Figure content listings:
□ □ □ □
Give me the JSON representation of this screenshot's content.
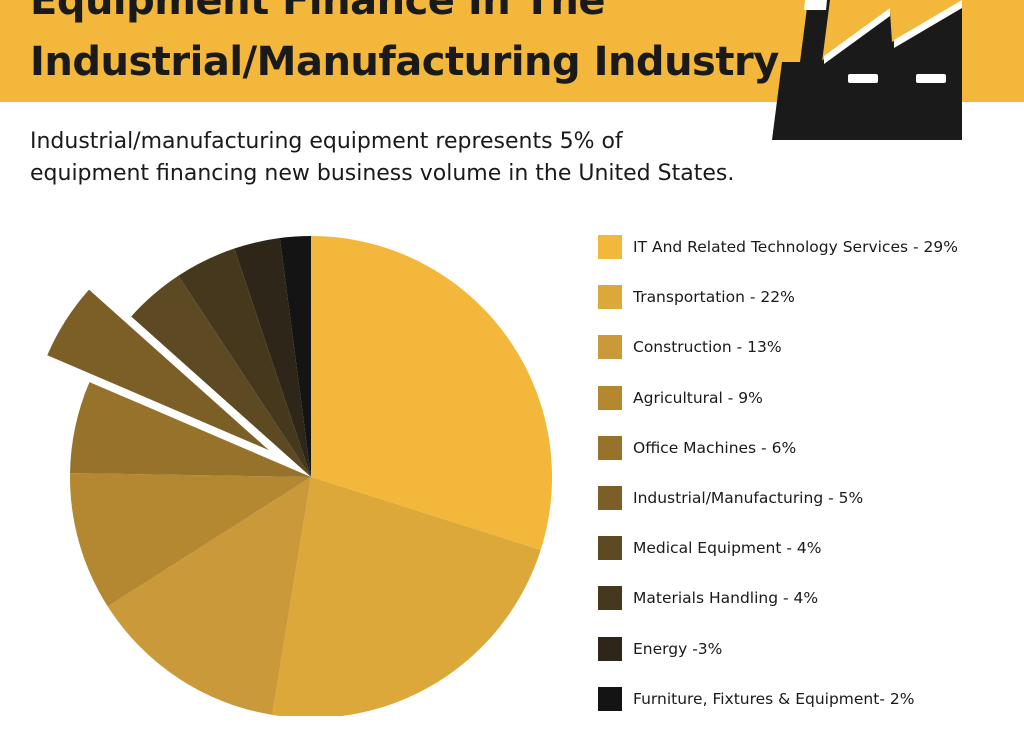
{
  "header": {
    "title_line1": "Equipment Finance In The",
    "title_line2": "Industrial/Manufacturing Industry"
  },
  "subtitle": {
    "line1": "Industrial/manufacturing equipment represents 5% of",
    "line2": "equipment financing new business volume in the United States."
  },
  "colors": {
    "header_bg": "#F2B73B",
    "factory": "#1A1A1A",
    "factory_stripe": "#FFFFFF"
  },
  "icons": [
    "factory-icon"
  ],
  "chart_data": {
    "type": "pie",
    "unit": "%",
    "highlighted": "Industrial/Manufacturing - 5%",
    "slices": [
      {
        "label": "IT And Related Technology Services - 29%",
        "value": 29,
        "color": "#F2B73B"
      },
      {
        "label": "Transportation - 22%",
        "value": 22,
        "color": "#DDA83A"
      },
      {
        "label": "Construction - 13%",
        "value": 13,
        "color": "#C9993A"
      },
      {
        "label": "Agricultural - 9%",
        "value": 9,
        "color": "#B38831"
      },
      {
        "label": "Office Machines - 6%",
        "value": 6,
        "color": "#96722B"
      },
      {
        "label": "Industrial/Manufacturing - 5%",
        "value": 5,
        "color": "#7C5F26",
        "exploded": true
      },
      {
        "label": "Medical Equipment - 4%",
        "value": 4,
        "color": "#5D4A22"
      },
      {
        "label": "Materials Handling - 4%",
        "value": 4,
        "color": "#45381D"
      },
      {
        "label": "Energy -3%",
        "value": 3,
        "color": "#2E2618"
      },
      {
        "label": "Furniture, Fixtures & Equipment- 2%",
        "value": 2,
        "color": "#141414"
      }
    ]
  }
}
□ □ □ □
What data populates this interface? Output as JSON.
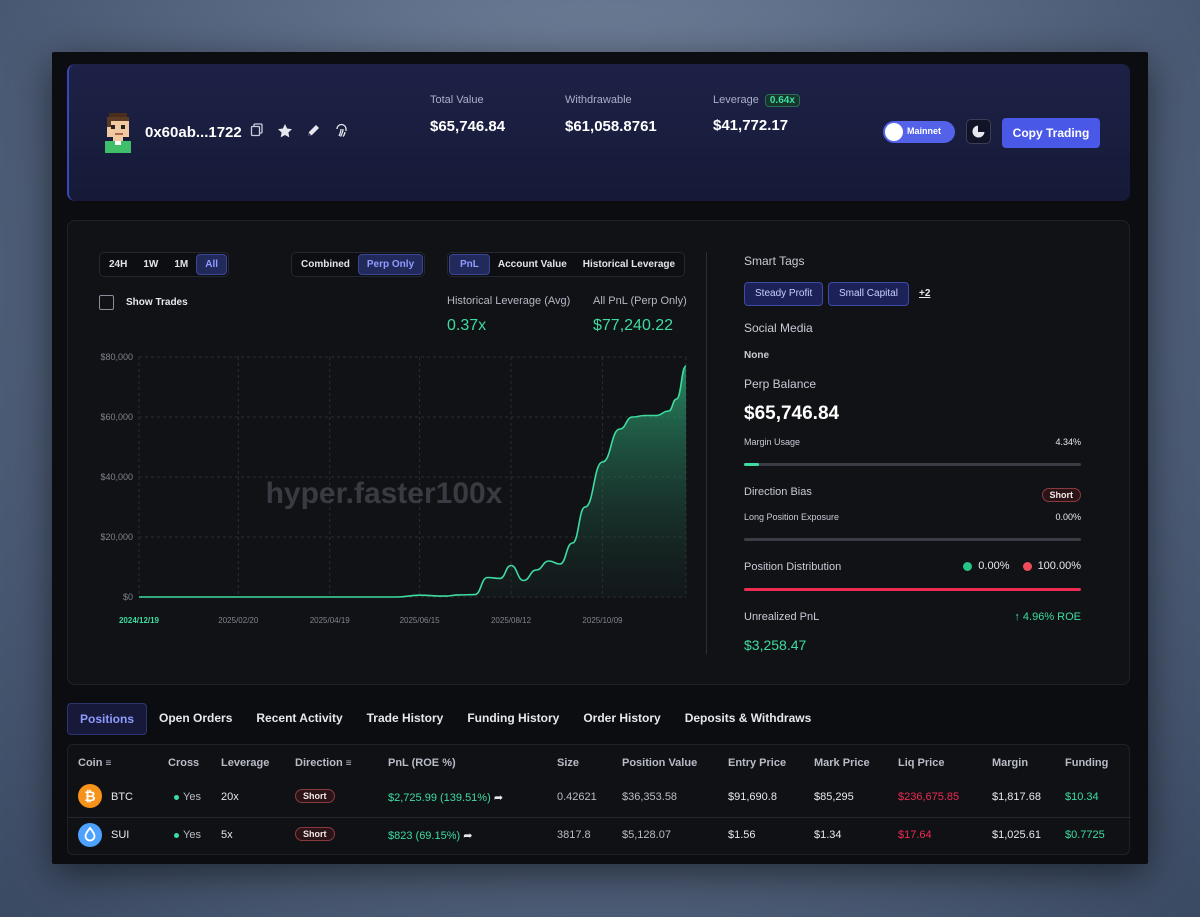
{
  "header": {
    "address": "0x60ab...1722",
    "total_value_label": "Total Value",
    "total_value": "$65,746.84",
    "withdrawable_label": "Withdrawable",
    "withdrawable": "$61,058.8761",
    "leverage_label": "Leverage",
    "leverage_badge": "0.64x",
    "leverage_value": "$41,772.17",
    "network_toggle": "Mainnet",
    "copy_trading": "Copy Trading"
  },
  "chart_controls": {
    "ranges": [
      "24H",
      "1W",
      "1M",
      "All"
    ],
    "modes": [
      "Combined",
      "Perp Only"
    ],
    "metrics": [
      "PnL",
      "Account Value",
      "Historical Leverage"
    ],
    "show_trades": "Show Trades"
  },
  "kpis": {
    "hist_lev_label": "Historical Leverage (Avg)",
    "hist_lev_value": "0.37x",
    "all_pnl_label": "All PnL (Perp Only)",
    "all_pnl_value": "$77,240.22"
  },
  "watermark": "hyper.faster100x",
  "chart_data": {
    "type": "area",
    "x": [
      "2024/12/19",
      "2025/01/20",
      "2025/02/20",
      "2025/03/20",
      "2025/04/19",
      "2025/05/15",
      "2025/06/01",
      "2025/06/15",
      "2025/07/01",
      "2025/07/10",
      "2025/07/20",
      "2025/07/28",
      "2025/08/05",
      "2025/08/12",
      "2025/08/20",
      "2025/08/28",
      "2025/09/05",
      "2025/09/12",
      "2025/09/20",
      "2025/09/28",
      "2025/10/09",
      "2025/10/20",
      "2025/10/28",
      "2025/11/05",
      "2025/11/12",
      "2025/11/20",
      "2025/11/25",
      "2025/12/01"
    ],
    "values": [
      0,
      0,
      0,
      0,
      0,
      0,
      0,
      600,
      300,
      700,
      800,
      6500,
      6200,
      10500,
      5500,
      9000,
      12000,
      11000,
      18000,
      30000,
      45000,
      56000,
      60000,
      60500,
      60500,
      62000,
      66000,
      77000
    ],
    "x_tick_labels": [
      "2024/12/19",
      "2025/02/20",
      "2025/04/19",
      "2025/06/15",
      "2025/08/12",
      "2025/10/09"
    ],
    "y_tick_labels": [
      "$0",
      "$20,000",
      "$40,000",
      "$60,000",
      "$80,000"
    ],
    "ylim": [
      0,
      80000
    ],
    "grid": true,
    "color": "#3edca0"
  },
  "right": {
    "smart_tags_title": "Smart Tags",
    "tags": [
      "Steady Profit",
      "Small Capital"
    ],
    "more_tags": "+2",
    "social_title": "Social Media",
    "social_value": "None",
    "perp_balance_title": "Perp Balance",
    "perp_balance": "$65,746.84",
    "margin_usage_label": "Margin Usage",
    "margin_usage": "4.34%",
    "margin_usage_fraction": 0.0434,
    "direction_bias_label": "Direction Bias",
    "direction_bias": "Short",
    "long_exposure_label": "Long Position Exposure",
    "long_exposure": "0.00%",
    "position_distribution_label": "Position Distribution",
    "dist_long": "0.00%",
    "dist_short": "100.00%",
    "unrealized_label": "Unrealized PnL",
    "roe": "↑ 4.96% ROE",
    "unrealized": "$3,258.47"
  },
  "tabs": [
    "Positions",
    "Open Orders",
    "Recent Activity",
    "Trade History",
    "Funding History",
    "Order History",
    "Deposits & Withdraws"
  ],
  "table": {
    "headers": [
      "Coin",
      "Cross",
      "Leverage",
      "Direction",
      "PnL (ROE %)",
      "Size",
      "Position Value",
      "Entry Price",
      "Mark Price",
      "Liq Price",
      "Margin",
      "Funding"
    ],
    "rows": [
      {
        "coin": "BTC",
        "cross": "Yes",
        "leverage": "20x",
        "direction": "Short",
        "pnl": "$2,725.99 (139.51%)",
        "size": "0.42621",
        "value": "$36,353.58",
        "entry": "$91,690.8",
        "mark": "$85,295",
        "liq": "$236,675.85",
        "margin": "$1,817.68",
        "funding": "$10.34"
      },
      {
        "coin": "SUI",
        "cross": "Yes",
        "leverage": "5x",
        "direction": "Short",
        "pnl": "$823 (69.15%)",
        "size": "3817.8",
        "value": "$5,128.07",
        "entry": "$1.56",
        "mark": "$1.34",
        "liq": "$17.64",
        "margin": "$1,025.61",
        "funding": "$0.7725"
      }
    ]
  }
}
□ □ □ □
## TASK TO CARRY OUT
Look through the data above. Find each line with the string "Historical" and copy it.

## TASK SOLUTION
      "Historical Leverage"
    "hist_lev_label": "Historical Leverage (Avg)",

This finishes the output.